- **Given task**:
Copy the material that follows word for word and omit its pictures.
======== Listing ========
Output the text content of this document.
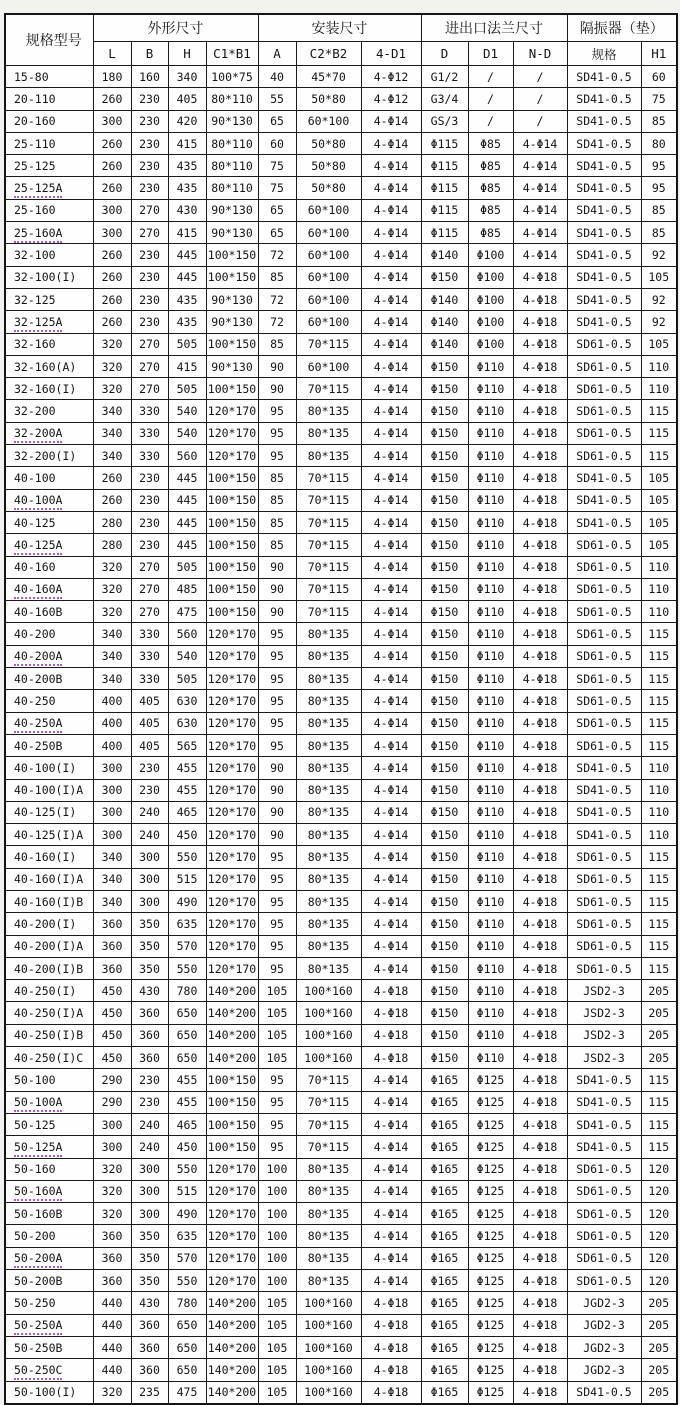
规格型号	外形尺寸				安装尺寸			进出口法兰尺寸			隔振器（垫）	
	L	B	H	C1*B1	A	C2*B2	4-D1	D	D1	N-D	规格	H1
15-80	180	160	340	100*75	40	45*70	4-Φ12	G1/2	/	/	SD41-0.5	60
20-110	260	230	405	80*110	55	50*80	4-Φ12	G3/4	/	/	SD41-0.5	75
20-160	300	230	420	90*130	65	60*100	4-Φ14	GS/3	/	/	SD41-0.5	85
25-110	260	230	415	80*110	60	50*80	4-Φ14	Φ115	Φ85	4-Φ14	SD41-0.5	80
25-125	260	230	435	80*110	75	50*80	4-Φ14	Φ115	Φ85	4-Φ14	SD41-0.5	95
25-125A	260	230	435	80*110	75	50*80	4-Φ14	Φ115	Φ85	4-Φ14	SD41-0.5	95
25-160	300	270	430	90*130	65	60*100	4-Φ14	Φ115	Φ85	4-Φ14	SD41-0.5	85
25-160A	300	270	415	90*130	65	60*100	4-Φ14	Φ115	Φ85	4-Φ14	SD41-0.5	85
32-100	260	230	445	100*150	72	60*100	4-Φ14	Φ140	Φ100	4-Φ14	SD41-0.5	92
32-100(I)	260	230	445	100*150	85	60*100	4-Φ14	Φ150	Φ100	4-Φ18	SD41-0.5	105
32-125	260	230	435	90*130	72	60*100	4-Φ14	Φ140	Φ100	4-Φ18	SD41-0.5	92
32-125A	260	230	435	90*130	72	60*100	4-Φ14	Φ140	Φ100	4-Φ18	SD41-0.5	92
32-160	320	270	505	100*150	85	70*115	4-Φ14	Φ140	Φ100	4-Φ18	SD61-0.5	105
32-160(A)	320	270	415	90*130	90	60*100	4-Φ14	Φ150	Φ110	4-Φ18	SD61-0.5	110
32-160(I)	320	270	505	100*150	90	70*115	4-Φ14	Φ150	Φ110	4-Φ18	SD61-0.5	110
32-200	340	330	540	120*170	95	80*135	4-Φ14	Φ150	Φ110	4-Φ18	SD61-0.5	115
32-200A	340	330	540	120*170	95	80*135	4-Φ14	Φ150	Φ110	4-Φ18	SD61-0.5	115
32-200(I)	340	330	560	120*170	95	80*135	4-Φ14	Φ150	Φ110	4-Φ18	SD61-0.5	115
40-100	260	230	445	100*150	85	70*115	4-Φ14	Φ150	Φ110	4-Φ18	SD41-0.5	105
40-100A	260	230	445	100*150	85	70*115	4-Φ14	Φ150	Φ110	4-Φ18	SD41-0.5	105
40-125	280	230	445	100*150	85	70*115	4-Φ14	Φ150	Φ110	4-Φ18	SD41-0.5	105
40-125A	280	230	445	100*150	85	70*115	4-Φ14	Φ150	Φ110	4-Φ18	SD61-0.5	105
40-160	320	270	505	100*150	90	70*115	4-Φ14	Φ150	Φ110	4-Φ18	SD61-0.5	110
40-160A	320	270	485	100*150	90	70*115	4-Φ14	Φ150	Φ110	4-Φ18	SD61-0.5	110
40-160B	320	270	475	100*150	90	70*115	4-Φ14	Φ150	Φ110	4-Φ18	SD61-0.5	110
40-200	340	330	560	120*170	95	80*135	4-Φ14	Φ150	Φ110	4-Φ18	SD61-0.5	115
40-200A	340	330	540	120*170	95	80*135	4-Φ14	Φ150	Φ110	4-Φ18	SD61-0.5	115
40-200B	340	330	505	120*170	95	80*135	4-Φ14	Φ150	Φ110	4-Φ18	SD61-0.5	115
40-250	400	405	630	120*170	95	80*135	4-Φ14	Φ150	Φ110	4-Φ18	SD61-0.5	115
40-250A	400	405	630	120*170	95	80*135	4-Φ14	Φ150	Φ110	4-Φ18	SD61-0.5	115
40-250B	400	405	565	120*170	95	80*135	4-Φ14	Φ150	Φ110	4-Φ18	SD61-0.5	115
40-100(I)	300	230	455	120*170	90	80*135	4-Φ14	Φ150	Φ110	4-Φ18	SD41-0.5	110
40-100(I)A	300	230	455	120*170	90	80*135	4-Φ14	Φ150	Φ110	4-Φ18	SD41-0.5	110
40-125(I)	300	240	465	120*170	90	80*135	4-Φ14	Φ150	Φ110	4-Φ18	SD41-0.5	110
40-125(I)A	300	240	450	120*170	90	80*135	4-Φ14	Φ150	Φ110	4-Φ18	SD41-0.5	110
40-160(I)	340	300	550	120*170	95	80*135	4-Φ14	Φ150	Φ110	4-Φ18	SD61-0.5	115
40-160(I)A	340	300	515	120*170	95	80*135	4-Φ14	Φ150	Φ110	4-Φ18	SD61-0.5	115
40-160(I)B	340	300	490	120*170	95	80*135	4-Φ14	Φ150	Φ110	4-Φ18	SD61-0.5	115
40-200(I)	360	350	635	120*170	95	80*135	4-Φ14	Φ150	Φ110	4-Φ18	SD61-0.5	115
40-200(I)A	360	350	570	120*170	95	80*135	4-Φ14	Φ150	Φ110	4-Φ18	SD61-0.5	115
40-200(I)B	360	350	550	120*170	95	80*135	4-Φ14	Φ150	Φ110	4-Φ18	SD61-0.5	115
40-250(I)	450	430	780	140*200	105	100*160	4-Φ18	Φ150	Φ110	4-Φ18	JSD2-3	205
40-250(I)A	450	360	650	140*200	105	100*160	4-Φ18	Φ150	Φ110	4-Φ18	JSD2-3	205
40-250(I)B	450	360	650	140*200	105	100*160	4-Φ18	Φ150	Φ110	4-Φ18	JSD2-3	205
40-250(I)C	450	360	650	140*200	105	100*160	4-Φ18	Φ150	Φ110	4-Φ18	JSD2-3	205
50-100	290	230	455	100*150	95	70*115	4-Φ14	Φ165	Φ125	4-Φ18	SD41-0.5	115
50-100A	290	230	455	100*150	95	70*115	4-Φ14	Φ165	Φ125	4-Φ18	SD41-0.5	115
50-125	300	240	465	100*150	95	70*115	4-Φ14	Φ165	Φ125	4-Φ18	SD41-0.5	115
50-125A	300	240	450	100*150	95	70*115	4-Φ14	Φ165	Φ125	4-Φ18	SD41-0.5	115
50-160	320	300	550	120*170	100	80*135	4-Φ14	Φ165	Φ125	4-Φ18	SD61-0.5	120
50-160A	320	300	515	120*170	100	80*135	4-Φ14	Φ165	Φ125	4-Φ18	SD61-0.5	120
50-160B	320	300	490	120*170	100	80*135	4-Φ14	Φ165	Φ125	4-Φ18	SD61-0.5	120
50-200	360	350	635	120*170	100	80*135	4-Φ14	Φ165	Φ125	4-Φ18	SD61-0.5	120
50-200A	360	350	570	120*170	100	80*135	4-Φ14	Φ165	Φ125	4-Φ18	SD61-0.5	120
50-200B	360	350	550	120*170	100	80*135	4-Φ14	Φ165	Φ125	4-Φ18	SD61-0.5	120
50-250	440	430	780	140*200	105	100*160	4-Φ18	Φ165	Φ125	4-Φ18	JGD2-3	205
50-250A	440	360	650	140*200	105	100*160	4-Φ18	Φ165	Φ125	4-Φ18	JGD2-3	205
50-250B	440	360	650	140*200	105	100*160	4-Φ18	Φ165	Φ125	4-Φ18	JGD2-3	205
50-250C	440	360	650	140*200	105	100*160	4-Φ18	Φ165	Φ125	4-Φ18	JGD2-3	205
50-100(I)	320	235	475	140*200	105	100*160	4-Φ18	Φ165	Φ125	4-Φ18	SD41-0.5	205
========
- **The completed task**:
Output the text content of this document.
规格型号	外形尺寸				安装尺寸			进出口法兰尺寸			隔振器（垫）	
	L	B	H	C1*B1	A	C2*B2	4-D1	D	D1	N-D	规格	H1
15-80	180	160	340	100*75	40	45*70	4-Φ12	G1/2	/	/	SD41-0.5	60
20-110	260	230	405	80*110	55	50*80	4-Φ12	G3/4	/	/	SD41-0.5	75
20-160	300	230	420	90*130	65	60*100	4-Φ14	GS/3	/	/	SD41-0.5	85
25-110	260	230	415	80*110	60	50*80	4-Φ14	Φ115	Φ85	4-Φ14	SD41-0.5	80
25-125	260	230	435	80*110	75	50*80	4-Φ14	Φ115	Φ85	4-Φ14	SD41-0.5	95
25-125A	260	230	435	80*110	75	50*80	4-Φ14	Φ115	Φ85	4-Φ14	SD41-0.5	95
25-160	300	270	430	90*130	65	60*100	4-Φ14	Φ115	Φ85	4-Φ14	SD41-0.5	85
25-160A	300	270	415	90*130	65	60*100	4-Φ14	Φ115	Φ85	4-Φ14	SD41-0.5	85
32-100	260	230	445	100*150	72	60*100	4-Φ14	Φ140	Φ100	4-Φ14	SD41-0.5	92
32-100(I)	260	230	445	100*150	85	60*100	4-Φ14	Φ150	Φ100	4-Φ18	SD41-0.5	105
32-125	260	230	435	90*130	72	60*100	4-Φ14	Φ140	Φ100	4-Φ18	SD41-0.5	92
32-125A	260	230	435	90*130	72	60*100	4-Φ14	Φ140	Φ100	4-Φ18	SD41-0.5	92
32-160	320	270	505	100*150	85	70*115	4-Φ14	Φ140	Φ100	4-Φ18	SD61-0.5	105
32-160(A)	320	270	415	90*130	90	60*100	4-Φ14	Φ150	Φ110	4-Φ18	SD61-0.5	110
32-160(I)	320	270	505	100*150	90	70*115	4-Φ14	Φ150	Φ110	4-Φ18	SD61-0.5	110
32-200	340	330	540	120*170	95	80*135	4-Φ14	Φ150	Φ110	4-Φ18	SD61-0.5	115
32-200A	340	330	540	120*170	95	80*135	4-Φ14	Φ150	Φ110	4-Φ18	SD61-0.5	115
32-200(I)	340	330	560	120*170	95	80*135	4-Φ14	Φ150	Φ110	4-Φ18	SD61-0.5	115
40-100	260	230	445	100*150	85	70*115	4-Φ14	Φ150	Φ110	4-Φ18	SD41-0.5	105
40-100A	260	230	445	100*150	85	70*115	4-Φ14	Φ150	Φ110	4-Φ18	SD41-0.5	105
40-125	280	230	445	100*150	85	70*115	4-Φ14	Φ150	Φ110	4-Φ18	SD41-0.5	105
40-125A	280	230	445	100*150	85	70*115	4-Φ14	Φ150	Φ110	4-Φ18	SD61-0.5	105
40-160	320	270	505	100*150	90	70*115	4-Φ14	Φ150	Φ110	4-Φ18	SD61-0.5	110
40-160A	320	270	485	100*150	90	70*115	4-Φ14	Φ150	Φ110	4-Φ18	SD61-0.5	110
40-160B	320	270	475	100*150	90	70*115	4-Φ14	Φ150	Φ110	4-Φ18	SD61-0.5	110
40-200	340	330	560	120*170	95	80*135	4-Φ14	Φ150	Φ110	4-Φ18	SD61-0.5	115
40-200A	340	330	540	120*170	95	80*135	4-Φ14	Φ150	Φ110	4-Φ18	SD61-0.5	115
40-200B	340	330	505	120*170	95	80*135	4-Φ14	Φ150	Φ110	4-Φ18	SD61-0.5	115
40-250	400	405	630	120*170	95	80*135	4-Φ14	Φ150	Φ110	4-Φ18	SD61-0.5	115
40-250A	400	405	630	120*170	95	80*135	4-Φ14	Φ150	Φ110	4-Φ18	SD61-0.5	115
40-250B	400	405	565	120*170	95	80*135	4-Φ14	Φ150	Φ110	4-Φ18	SD61-0.5	115
40-100(I)	300	230	455	120*170	90	80*135	4-Φ14	Φ150	Φ110	4-Φ18	SD41-0.5	110
40-100(I)A	300	230	455	120*170	90	80*135	4-Φ14	Φ150	Φ110	4-Φ18	SD41-0.5	110
40-125(I)	300	240	465	120*170	90	80*135	4-Φ14	Φ150	Φ110	4-Φ18	SD41-0.5	110
40-125(I)A	300	240	450	120*170	90	80*135	4-Φ14	Φ150	Φ110	4-Φ18	SD41-0.5	110
40-160(I)	340	300	550	120*170	95	80*135	4-Φ14	Φ150	Φ110	4-Φ18	SD61-0.5	115
40-160(I)A	340	300	515	120*170	95	80*135	4-Φ14	Φ150	Φ110	4-Φ18	SD61-0.5	115
40-160(I)B	340	300	490	120*170	95	80*135	4-Φ14	Φ150	Φ110	4-Φ18	SD61-0.5	115
40-200(I)	360	350	635	120*170	95	80*135	4-Φ14	Φ150	Φ110	4-Φ18	SD61-0.5	115
40-200(I)A	360	350	570	120*170	95	80*135	4-Φ14	Φ150	Φ110	4-Φ18	SD61-0.5	115
40-200(I)B	360	350	550	120*170	95	80*135	4-Φ14	Φ150	Φ110	4-Φ18	SD61-0.5	115
40-250(I)	450	430	780	140*200	105	100*160	4-Φ18	Φ150	Φ110	4-Φ18	JSD2-3	205
40-250(I)A	450	360	650	140*200	105	100*160	4-Φ18	Φ150	Φ110	4-Φ18	JSD2-3	205
40-250(I)B	450	360	650	140*200	105	100*160	4-Φ18	Φ150	Φ110	4-Φ18	JSD2-3	205
40-250(I)C	450	360	650	140*200	105	100*160	4-Φ18	Φ150	Φ110	4-Φ18	JSD2-3	205
50-100	290	230	455	100*150	95	70*115	4-Φ14	Φ165	Φ125	4-Φ18	SD41-0.5	115
50-100A	290	230	455	100*150	95	70*115	4-Φ14	Φ165	Φ125	4-Φ18	SD41-0.5	115
50-125	300	240	465	100*150	95	70*115	4-Φ14	Φ165	Φ125	4-Φ18	SD41-0.5	115
50-125A	300	240	450	100*150	95	70*115	4-Φ14	Φ165	Φ125	4-Φ18	SD41-0.5	115
50-160	320	300	550	120*170	100	80*135	4-Φ14	Φ165	Φ125	4-Φ18	SD61-0.5	120
50-160A	320	300	515	120*170	100	80*135	4-Φ14	Φ165	Φ125	4-Φ18	SD61-0.5	120
50-160B	320	300	490	120*170	100	80*135	4-Φ14	Φ165	Φ125	4-Φ18	SD61-0.5	120
50-200	360	350	635	120*170	100	80*135	4-Φ14	Φ165	Φ125	4-Φ18	SD61-0.5	120
50-200A	360	350	570	120*170	100	80*135	4-Φ14	Φ165	Φ125	4-Φ18	SD61-0.5	120
50-200B	360	350	550	120*170	100	80*135	4-Φ14	Φ165	Φ125	4-Φ18	SD61-0.5	120
50-250	440	430	780	140*200	105	100*160	4-Φ18	Φ165	Φ125	4-Φ18	JGD2-3	205
50-250A	440	360	650	140*200	105	100*160	4-Φ18	Φ165	Φ125	4-Φ18	JGD2-3	205
50-250B	440	360	650	140*200	105	100*160	4-Φ18	Φ165	Φ125	4-Φ18	JGD2-3	205
50-250C	440	360	650	140*200	105	100*160	4-Φ18	Φ165	Φ125	4-Φ18	JGD2-3	205
50-100(I)	320	235	475	140*200	105	100*160	4-Φ18	Φ165	Φ125	4-Φ18	SD41-0.5	205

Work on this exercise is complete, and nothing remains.